--- BEGIN ---
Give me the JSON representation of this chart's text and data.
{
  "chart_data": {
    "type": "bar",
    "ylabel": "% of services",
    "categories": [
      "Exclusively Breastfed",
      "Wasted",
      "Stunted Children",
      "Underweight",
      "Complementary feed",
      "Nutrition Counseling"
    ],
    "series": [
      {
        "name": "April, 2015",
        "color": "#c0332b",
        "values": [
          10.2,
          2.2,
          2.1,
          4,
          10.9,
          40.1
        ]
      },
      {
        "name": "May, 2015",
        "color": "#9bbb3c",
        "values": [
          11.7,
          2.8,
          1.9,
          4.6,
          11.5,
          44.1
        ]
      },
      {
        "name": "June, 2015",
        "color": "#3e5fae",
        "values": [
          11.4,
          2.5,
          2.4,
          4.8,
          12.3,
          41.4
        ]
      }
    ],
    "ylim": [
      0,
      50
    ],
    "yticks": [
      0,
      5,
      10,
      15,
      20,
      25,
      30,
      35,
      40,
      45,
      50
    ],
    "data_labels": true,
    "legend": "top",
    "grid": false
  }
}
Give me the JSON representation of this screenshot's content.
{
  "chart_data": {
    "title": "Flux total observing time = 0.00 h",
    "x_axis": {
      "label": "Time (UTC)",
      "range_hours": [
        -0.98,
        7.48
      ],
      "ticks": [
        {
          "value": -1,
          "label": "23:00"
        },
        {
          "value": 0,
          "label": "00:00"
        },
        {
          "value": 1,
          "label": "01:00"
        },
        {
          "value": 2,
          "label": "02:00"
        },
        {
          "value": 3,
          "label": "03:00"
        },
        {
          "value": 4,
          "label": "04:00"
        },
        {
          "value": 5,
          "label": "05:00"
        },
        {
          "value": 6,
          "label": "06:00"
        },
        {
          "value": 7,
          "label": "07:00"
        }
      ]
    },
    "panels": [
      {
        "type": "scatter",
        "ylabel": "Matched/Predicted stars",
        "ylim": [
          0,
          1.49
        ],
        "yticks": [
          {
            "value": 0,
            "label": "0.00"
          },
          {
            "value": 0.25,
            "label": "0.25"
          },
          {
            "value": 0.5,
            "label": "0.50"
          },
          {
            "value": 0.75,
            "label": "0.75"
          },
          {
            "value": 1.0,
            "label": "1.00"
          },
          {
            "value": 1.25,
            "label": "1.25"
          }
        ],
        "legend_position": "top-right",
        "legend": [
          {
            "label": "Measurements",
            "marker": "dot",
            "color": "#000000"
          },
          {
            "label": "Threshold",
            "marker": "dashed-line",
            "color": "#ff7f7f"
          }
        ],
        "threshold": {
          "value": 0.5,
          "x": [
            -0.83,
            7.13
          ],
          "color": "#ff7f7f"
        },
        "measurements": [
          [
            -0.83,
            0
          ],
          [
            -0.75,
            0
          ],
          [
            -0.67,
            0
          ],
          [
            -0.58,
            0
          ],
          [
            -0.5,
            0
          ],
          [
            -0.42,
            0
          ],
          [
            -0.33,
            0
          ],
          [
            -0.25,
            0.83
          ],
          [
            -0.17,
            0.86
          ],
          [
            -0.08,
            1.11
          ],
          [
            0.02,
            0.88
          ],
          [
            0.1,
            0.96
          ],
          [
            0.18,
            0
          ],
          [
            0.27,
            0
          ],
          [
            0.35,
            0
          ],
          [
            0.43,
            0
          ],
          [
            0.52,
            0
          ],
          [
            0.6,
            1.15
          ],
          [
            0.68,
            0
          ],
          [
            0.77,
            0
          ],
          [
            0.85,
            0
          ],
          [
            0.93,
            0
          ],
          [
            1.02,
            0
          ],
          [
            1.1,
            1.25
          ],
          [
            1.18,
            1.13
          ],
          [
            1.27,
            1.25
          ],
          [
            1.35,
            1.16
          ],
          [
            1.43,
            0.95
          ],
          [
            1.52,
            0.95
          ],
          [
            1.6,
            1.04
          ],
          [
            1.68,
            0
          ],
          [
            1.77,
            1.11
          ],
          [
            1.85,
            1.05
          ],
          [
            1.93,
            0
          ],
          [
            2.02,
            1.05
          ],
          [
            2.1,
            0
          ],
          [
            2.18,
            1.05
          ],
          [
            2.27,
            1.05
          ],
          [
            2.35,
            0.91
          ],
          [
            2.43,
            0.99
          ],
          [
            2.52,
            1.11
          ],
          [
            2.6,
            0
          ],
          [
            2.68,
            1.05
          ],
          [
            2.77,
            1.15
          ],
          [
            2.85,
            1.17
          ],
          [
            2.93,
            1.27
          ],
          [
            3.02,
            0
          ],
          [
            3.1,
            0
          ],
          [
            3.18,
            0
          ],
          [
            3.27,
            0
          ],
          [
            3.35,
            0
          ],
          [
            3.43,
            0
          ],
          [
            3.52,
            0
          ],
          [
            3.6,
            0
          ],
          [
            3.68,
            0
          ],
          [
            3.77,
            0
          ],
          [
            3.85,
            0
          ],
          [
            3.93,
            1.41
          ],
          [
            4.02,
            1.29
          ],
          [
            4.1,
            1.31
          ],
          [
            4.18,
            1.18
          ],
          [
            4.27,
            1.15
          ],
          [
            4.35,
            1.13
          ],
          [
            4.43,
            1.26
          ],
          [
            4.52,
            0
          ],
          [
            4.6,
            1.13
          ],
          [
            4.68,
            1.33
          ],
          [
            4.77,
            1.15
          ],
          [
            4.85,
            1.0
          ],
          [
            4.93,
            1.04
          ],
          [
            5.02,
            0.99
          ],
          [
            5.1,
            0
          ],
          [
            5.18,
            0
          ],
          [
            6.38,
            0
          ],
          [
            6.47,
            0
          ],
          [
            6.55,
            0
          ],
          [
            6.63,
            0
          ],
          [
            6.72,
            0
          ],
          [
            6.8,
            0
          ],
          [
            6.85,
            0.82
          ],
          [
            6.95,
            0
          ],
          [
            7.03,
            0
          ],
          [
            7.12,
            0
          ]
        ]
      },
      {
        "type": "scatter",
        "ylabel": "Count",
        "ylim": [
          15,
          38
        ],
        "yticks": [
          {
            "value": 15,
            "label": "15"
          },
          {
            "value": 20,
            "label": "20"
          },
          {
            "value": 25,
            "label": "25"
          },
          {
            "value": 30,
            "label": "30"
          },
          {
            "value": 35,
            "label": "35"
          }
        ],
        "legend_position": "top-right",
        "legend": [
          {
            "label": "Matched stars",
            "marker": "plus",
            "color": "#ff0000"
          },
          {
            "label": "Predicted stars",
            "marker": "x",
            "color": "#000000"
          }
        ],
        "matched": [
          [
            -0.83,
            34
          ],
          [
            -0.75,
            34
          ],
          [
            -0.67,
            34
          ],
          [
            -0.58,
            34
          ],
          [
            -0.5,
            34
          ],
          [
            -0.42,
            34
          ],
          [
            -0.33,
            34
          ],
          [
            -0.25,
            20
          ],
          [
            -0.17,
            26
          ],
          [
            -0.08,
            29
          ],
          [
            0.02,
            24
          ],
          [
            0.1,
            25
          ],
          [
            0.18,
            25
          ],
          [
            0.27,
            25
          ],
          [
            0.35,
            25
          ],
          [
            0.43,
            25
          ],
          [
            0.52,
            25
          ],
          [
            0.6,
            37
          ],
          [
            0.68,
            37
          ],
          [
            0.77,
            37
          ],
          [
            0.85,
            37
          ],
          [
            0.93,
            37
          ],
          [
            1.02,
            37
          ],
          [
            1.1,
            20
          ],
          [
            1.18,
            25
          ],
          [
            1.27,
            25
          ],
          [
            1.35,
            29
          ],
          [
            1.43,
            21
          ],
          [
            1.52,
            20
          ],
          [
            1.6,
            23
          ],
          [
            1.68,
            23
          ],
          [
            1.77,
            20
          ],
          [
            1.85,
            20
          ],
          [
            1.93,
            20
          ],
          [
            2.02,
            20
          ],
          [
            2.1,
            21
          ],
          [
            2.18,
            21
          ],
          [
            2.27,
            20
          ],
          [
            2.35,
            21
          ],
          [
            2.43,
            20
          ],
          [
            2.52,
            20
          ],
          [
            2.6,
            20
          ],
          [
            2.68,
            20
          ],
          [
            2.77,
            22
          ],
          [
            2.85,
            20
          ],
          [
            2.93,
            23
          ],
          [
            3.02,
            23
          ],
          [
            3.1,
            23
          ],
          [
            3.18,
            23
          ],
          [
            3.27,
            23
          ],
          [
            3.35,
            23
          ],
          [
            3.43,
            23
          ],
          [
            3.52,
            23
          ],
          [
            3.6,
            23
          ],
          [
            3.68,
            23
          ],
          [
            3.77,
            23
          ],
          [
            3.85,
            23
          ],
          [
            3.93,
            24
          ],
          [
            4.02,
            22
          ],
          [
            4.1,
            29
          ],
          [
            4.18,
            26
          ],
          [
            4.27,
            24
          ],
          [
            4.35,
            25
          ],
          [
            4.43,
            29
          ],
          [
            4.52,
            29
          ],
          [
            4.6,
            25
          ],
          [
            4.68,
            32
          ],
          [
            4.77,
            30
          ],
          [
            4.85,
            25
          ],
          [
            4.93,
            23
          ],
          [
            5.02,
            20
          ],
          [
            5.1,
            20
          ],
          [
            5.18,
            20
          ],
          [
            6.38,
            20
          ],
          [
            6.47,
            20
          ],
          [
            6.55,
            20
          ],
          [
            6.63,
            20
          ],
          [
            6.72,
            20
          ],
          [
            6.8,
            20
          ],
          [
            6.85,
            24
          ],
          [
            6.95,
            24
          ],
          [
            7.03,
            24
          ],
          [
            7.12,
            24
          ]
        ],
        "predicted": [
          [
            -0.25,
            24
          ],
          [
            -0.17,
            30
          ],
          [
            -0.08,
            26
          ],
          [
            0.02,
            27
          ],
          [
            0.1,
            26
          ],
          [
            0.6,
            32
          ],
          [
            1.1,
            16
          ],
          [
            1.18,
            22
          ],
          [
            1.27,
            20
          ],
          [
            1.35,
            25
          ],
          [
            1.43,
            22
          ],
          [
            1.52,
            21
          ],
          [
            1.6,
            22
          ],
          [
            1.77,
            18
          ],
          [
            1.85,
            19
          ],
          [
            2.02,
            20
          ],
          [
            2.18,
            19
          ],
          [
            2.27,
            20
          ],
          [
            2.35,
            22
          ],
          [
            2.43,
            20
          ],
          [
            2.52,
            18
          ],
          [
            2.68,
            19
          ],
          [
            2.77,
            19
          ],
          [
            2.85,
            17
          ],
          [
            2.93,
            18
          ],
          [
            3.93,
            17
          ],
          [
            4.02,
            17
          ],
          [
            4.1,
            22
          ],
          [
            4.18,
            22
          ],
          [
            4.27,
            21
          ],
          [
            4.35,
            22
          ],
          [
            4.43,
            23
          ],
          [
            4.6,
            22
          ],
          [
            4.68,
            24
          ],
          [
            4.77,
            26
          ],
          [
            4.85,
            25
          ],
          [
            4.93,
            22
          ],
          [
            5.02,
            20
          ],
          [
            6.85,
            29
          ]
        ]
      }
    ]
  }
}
--- END ---
● **What needs to be done**:
Of the lines in the records, determine how many contain the word "this", and report that number alone.

● **Exercise result**:
2